**Written exercise:** For this task, extract exactly the lines of the data below, from the line containing "OCR this image." through the last one, with pictures left out.
---
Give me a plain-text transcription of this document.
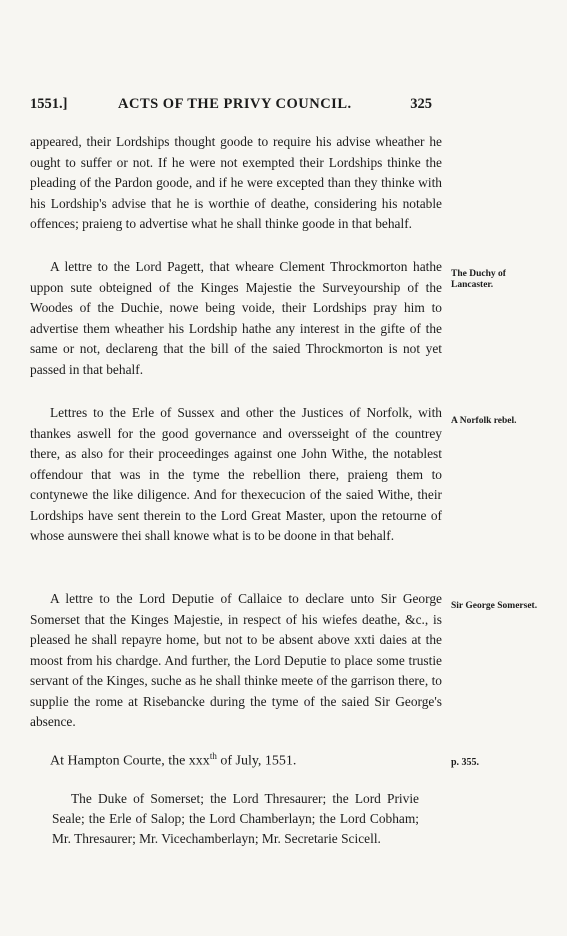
1551.]	ACTS OF THE PRIVY COUNCIL.	325

appeared, their Lordships thought goode to require his advise wheather he ought to suffer or not. If he were not exempted their Lordships thinke the pleading of the Pardon goode, and if he were excepted than they thinke with his Lordship's advise that he is worthie of deathe, considering his notable offences; praieng to advertise what he shall thinke goode in that behalf.

A lettre to the Lord Pagett, that wheare Clement Throckmorton hathe uppon sute obteigned of the Kinges Majestie the Surveyourship of the Woodes of the Duchie, nowe being voide, their Lordships pray him to advertise them wheather his Lordship hathe any interest in the gifte of the same or not, declareng that the bill of the saied Throckmorton is not yet passed in that behalf.

The Duchy of Lancaster.

Lettres to the Erle of Sussex and other the Justices of Norfolk, with thankes aswell for the good governance and oversseight of the countrey there, as also for their proceedinges against one John Withe, the notablest offendour that was in the tyme the rebellion there, praieng them to contynewe the like diligence. And for thexecucion of the saied Withe, their Lordships have sent therein to the Lord Great Master, upon the retourne of whose aunswere thei shall knowe what is to be doone in that behalf.

A Norfolk rebel.

A lettre to the Lord Deputie of Callaice to declare unto Sir George Somerset that the Kinges Majestie, in respect of his wiefes deathe, &c., is pleased he shall repayre home, but not to be absent above xxti daies at the moost from his chardge. And further, the Lord Deputie to place some trustie servant of the Kinges, suche as he shall thinke meete of the garrison there, to supplie the rome at Risebancke during the tyme of the saied Sir George's absence.

Sir George Somerset.
At Hampton Courte, the xxx$^{th}$ of July, 1551.	p. 355.
The Duke of Somerset; the Lord Thresaurer; the Lord Privie Seale; the Erle of Salop; the Lord Chamberlayn; the Lord Cobham; Mr. Thresaurer; Mr. Vicechamberlayn; Mr. Secretarie Scicell.
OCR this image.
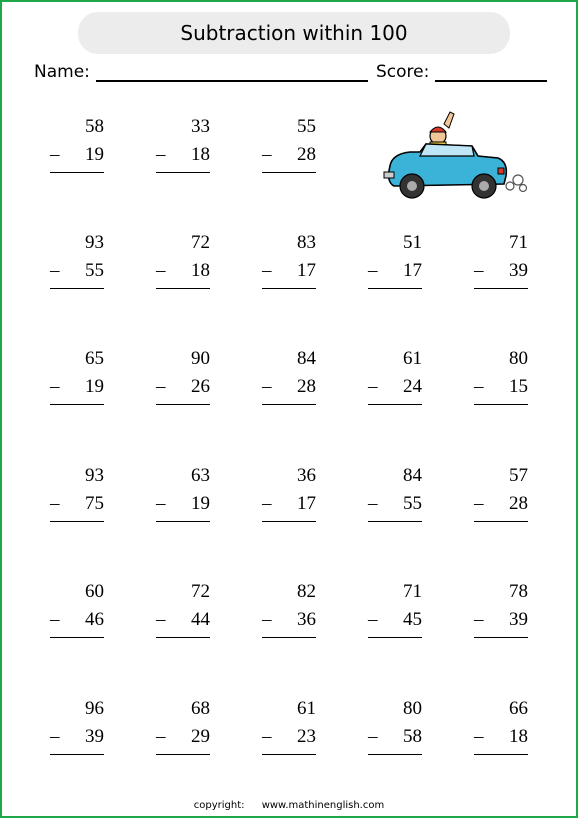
Subtraction within 100
Name:	Score:
58
– 19
33
– 18
55
– 28
93
– 55
72
– 18
83
– 17
51
– 17
71
– 39
65
– 19
90
– 26
84
– 28
61
– 24
80
– 15
93
– 75
63
– 19
36
– 17
84
– 55
57
– 28
60
– 46
72
– 44
82
– 36
71
– 45
78
– 39
96
– 39
68
– 29
61
– 23
80
– 58
66
– 18
copyright: www.mathinenglish.com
---
**Response below:**
OCR this image.
Subtraction within 100
Name:	Score:
58
– 19
33
– 18
55
– 28
93
– 55
72
– 18
83
– 17
51
– 17
71
– 39
65
– 19
90
– 26
84
– 28
61
– 24
80
– 15
93
– 75
63
– 19
36
– 17
84
– 55
57
– 28
60
– 46
72
– 44
82
– 36
71
– 45
78
– 39
96
– 39
68
– 29
61
– 23
80
– 58
66
– 18
copyright: www.mathinenglish.com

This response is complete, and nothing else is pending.